* [Source material]:

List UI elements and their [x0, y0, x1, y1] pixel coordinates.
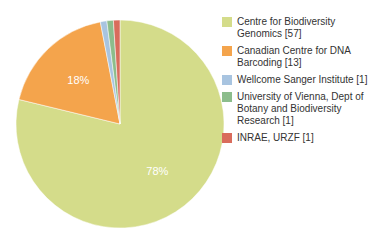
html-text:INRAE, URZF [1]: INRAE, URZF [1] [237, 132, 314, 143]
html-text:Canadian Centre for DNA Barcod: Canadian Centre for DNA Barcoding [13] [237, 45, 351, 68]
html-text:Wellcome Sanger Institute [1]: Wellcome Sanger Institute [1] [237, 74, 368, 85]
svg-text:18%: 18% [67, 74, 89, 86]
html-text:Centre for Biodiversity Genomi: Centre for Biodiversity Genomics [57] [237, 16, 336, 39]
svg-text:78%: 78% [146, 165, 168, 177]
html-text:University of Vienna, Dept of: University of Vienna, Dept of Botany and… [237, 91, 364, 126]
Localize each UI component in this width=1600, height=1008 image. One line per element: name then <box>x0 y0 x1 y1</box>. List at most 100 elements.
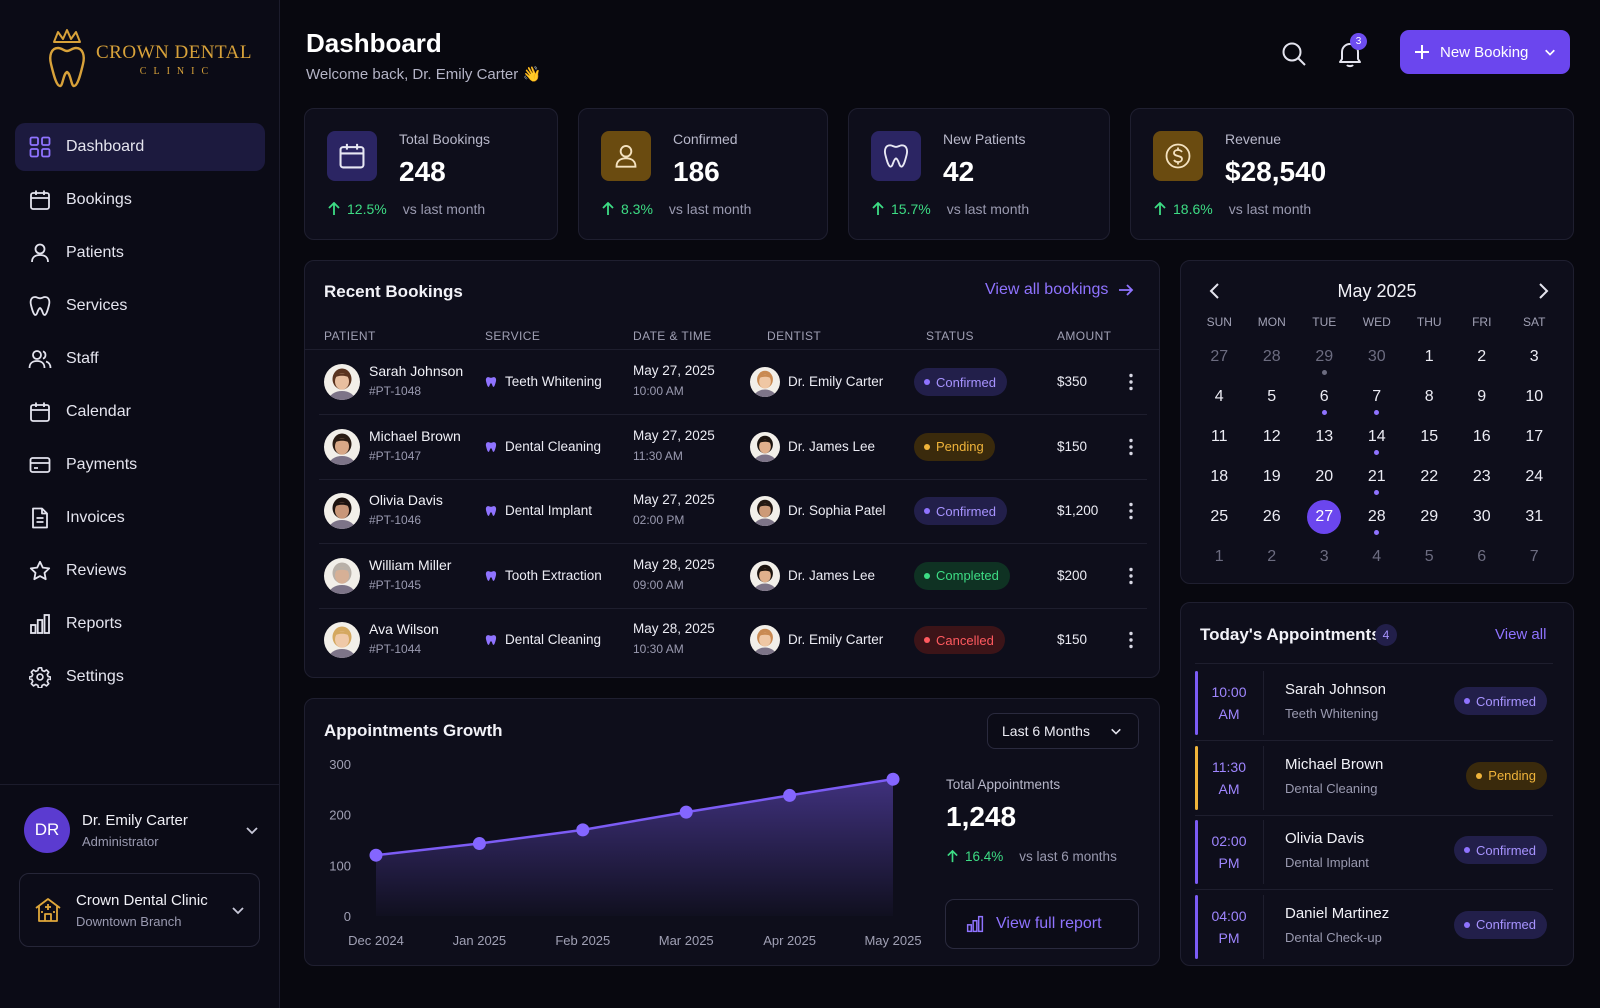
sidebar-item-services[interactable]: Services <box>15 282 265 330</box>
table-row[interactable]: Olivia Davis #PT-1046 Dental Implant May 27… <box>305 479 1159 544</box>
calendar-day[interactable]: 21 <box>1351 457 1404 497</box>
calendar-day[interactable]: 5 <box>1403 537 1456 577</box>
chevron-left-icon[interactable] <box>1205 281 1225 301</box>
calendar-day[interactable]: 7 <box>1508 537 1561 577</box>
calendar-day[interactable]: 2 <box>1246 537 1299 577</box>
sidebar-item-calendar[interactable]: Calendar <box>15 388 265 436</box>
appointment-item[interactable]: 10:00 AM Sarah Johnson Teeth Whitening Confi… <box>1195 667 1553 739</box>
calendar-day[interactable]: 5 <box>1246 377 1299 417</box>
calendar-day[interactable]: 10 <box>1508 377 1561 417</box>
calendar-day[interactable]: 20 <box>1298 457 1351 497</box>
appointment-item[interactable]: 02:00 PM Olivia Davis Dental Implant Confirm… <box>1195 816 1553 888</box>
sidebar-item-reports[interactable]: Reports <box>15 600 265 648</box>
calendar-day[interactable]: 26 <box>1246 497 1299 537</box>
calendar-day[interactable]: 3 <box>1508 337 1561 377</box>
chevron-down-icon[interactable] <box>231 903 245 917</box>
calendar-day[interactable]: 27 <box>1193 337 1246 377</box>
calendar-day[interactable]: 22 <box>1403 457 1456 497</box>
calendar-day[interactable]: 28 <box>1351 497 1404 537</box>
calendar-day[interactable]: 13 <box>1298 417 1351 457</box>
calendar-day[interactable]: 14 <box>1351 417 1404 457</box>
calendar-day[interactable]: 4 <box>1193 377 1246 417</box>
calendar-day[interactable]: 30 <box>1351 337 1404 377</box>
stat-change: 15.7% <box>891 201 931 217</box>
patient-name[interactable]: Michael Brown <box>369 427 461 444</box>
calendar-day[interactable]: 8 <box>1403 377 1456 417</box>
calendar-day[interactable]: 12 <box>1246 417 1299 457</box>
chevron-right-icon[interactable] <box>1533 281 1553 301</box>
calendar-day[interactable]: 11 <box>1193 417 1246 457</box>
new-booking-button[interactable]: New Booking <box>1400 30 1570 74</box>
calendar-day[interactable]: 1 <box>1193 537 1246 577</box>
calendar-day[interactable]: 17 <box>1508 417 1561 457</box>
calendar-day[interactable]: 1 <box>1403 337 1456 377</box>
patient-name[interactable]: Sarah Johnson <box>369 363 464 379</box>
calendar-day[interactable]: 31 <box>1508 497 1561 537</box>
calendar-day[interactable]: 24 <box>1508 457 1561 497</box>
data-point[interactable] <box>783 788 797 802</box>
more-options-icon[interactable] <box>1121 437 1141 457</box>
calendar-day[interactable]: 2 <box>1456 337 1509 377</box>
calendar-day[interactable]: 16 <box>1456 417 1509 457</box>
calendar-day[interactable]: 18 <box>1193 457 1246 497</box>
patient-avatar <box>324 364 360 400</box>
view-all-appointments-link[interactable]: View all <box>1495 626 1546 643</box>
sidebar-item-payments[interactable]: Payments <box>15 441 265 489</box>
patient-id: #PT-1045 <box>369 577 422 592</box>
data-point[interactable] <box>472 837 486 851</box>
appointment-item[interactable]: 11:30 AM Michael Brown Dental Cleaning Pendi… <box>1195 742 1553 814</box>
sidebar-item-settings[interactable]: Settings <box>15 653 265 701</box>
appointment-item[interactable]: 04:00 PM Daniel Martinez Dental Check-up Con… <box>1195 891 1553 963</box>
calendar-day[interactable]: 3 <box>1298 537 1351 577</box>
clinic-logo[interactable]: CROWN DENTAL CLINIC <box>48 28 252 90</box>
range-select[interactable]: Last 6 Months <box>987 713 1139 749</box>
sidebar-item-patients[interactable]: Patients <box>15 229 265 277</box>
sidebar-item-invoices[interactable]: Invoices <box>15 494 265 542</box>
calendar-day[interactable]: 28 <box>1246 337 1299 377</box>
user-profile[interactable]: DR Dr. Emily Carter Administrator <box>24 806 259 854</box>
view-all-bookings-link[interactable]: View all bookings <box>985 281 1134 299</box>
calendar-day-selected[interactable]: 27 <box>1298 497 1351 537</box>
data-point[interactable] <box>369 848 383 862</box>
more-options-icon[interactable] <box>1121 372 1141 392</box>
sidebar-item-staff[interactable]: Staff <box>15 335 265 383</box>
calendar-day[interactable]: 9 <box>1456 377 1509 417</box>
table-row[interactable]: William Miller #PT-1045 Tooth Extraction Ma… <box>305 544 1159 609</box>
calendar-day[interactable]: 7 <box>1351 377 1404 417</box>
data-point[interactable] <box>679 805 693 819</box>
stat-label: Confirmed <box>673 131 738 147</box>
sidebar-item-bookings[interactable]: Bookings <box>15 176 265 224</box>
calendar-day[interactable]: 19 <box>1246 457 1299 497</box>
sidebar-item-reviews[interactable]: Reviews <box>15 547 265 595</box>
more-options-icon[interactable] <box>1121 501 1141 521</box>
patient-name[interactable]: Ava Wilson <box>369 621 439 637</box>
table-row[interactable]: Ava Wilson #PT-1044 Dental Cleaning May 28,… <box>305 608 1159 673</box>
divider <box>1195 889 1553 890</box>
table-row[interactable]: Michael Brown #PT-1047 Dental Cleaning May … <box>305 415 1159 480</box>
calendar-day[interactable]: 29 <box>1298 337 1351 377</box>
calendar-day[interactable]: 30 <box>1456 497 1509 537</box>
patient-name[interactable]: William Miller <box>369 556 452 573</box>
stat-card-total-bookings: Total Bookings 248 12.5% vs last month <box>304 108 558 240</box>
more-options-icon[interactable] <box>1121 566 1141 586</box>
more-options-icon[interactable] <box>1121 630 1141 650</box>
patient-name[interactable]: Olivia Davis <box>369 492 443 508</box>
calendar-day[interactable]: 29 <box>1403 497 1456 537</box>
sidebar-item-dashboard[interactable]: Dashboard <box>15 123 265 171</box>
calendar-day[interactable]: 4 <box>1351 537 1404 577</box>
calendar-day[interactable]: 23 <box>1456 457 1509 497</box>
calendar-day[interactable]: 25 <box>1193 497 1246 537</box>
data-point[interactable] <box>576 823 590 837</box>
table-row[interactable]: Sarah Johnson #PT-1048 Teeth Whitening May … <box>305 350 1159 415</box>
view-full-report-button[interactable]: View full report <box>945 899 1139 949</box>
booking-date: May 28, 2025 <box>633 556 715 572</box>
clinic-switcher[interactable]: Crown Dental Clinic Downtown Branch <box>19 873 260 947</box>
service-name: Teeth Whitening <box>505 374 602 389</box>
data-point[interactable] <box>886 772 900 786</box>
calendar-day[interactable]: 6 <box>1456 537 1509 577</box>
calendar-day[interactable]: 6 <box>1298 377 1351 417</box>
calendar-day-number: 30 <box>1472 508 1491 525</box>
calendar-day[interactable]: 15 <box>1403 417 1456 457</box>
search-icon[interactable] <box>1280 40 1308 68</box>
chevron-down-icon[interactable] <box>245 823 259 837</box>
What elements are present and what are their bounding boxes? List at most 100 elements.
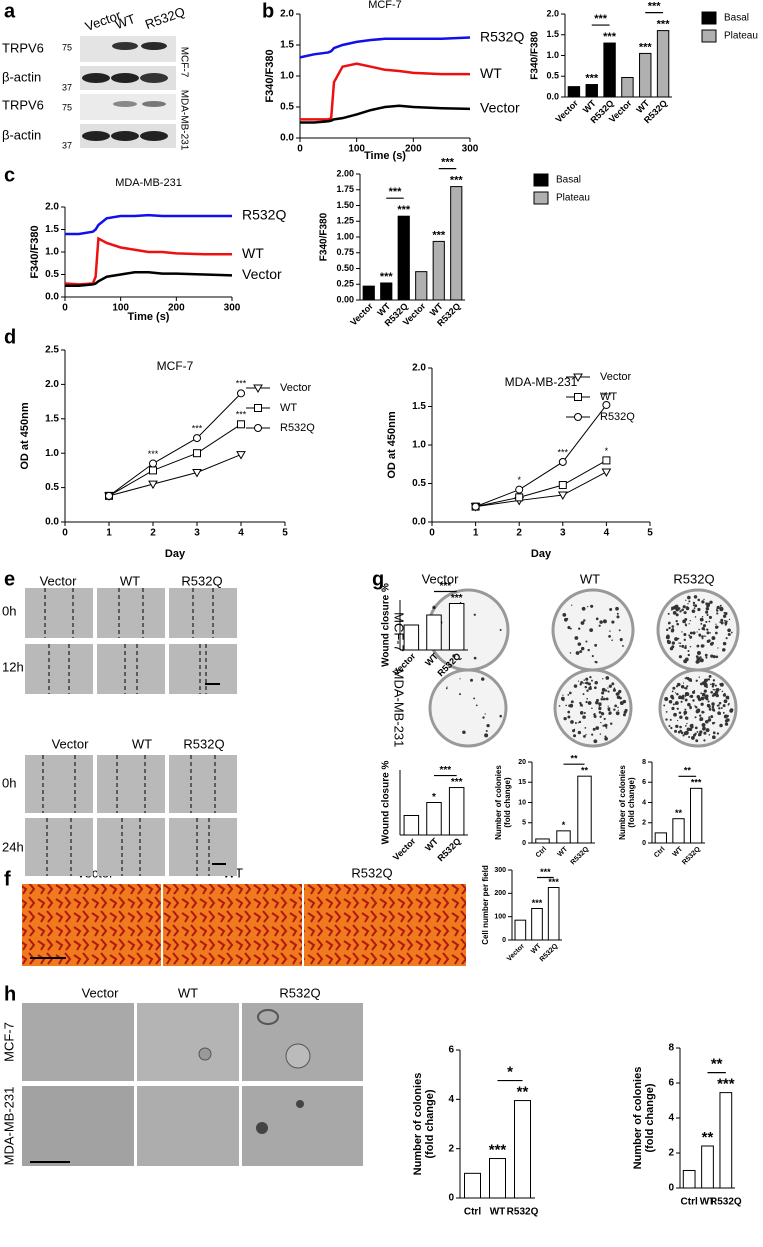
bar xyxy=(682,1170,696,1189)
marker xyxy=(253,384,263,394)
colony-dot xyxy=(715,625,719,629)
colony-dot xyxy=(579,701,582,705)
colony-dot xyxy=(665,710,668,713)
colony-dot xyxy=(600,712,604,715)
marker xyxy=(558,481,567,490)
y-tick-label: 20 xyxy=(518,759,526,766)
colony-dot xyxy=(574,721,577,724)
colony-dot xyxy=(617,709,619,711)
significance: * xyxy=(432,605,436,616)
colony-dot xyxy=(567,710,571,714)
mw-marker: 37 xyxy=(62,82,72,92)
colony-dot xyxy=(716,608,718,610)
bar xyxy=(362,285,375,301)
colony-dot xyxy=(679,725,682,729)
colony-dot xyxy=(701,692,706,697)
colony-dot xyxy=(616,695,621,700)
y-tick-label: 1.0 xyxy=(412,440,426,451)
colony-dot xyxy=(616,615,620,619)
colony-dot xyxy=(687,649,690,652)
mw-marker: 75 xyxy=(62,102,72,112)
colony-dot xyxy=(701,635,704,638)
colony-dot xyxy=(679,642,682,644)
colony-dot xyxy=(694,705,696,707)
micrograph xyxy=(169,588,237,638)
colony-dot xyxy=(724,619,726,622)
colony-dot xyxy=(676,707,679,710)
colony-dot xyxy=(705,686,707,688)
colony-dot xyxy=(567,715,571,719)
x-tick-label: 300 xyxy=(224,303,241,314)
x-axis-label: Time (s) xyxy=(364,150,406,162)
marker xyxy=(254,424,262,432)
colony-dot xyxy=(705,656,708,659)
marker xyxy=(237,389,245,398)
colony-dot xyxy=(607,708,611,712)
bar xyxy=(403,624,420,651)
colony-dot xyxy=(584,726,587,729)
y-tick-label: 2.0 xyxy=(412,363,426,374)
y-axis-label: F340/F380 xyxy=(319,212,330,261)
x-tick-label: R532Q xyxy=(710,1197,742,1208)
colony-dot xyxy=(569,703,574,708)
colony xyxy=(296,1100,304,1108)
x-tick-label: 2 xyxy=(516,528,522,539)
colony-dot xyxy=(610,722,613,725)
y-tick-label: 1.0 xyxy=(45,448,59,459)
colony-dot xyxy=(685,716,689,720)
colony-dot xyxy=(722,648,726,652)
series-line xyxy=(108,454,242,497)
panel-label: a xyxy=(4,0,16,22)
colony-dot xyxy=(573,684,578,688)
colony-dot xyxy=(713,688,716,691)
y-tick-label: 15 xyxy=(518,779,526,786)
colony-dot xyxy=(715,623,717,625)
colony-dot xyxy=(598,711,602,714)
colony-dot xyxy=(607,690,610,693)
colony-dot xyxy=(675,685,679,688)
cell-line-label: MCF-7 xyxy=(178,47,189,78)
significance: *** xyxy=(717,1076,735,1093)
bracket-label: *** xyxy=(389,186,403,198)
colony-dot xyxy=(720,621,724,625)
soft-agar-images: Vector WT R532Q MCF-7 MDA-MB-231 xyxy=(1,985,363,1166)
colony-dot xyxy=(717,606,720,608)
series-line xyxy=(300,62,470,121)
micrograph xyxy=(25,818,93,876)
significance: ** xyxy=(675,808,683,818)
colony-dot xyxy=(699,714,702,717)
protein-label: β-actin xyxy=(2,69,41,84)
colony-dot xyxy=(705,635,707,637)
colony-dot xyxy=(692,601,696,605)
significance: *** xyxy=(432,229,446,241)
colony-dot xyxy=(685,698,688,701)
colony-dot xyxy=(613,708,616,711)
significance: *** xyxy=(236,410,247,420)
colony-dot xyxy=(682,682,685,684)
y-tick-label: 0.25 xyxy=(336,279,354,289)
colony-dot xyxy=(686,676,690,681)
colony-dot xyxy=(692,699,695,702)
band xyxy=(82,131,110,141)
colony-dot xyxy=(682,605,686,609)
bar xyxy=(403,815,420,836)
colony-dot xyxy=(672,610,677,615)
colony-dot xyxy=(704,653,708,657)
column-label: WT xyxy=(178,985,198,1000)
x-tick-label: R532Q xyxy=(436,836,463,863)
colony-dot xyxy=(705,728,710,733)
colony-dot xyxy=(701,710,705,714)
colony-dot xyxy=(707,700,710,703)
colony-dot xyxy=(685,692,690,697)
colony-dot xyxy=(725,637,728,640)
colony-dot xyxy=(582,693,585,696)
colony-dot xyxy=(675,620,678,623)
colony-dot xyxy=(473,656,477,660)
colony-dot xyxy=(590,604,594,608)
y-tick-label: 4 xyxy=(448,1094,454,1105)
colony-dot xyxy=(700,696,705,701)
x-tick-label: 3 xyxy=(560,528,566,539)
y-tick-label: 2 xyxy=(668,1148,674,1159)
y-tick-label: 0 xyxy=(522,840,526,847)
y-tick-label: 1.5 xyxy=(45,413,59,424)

* [Problem to work on]: Find how many lines of the entries contain "Olivia". Respond with the number only.

* [Problem solution]: 3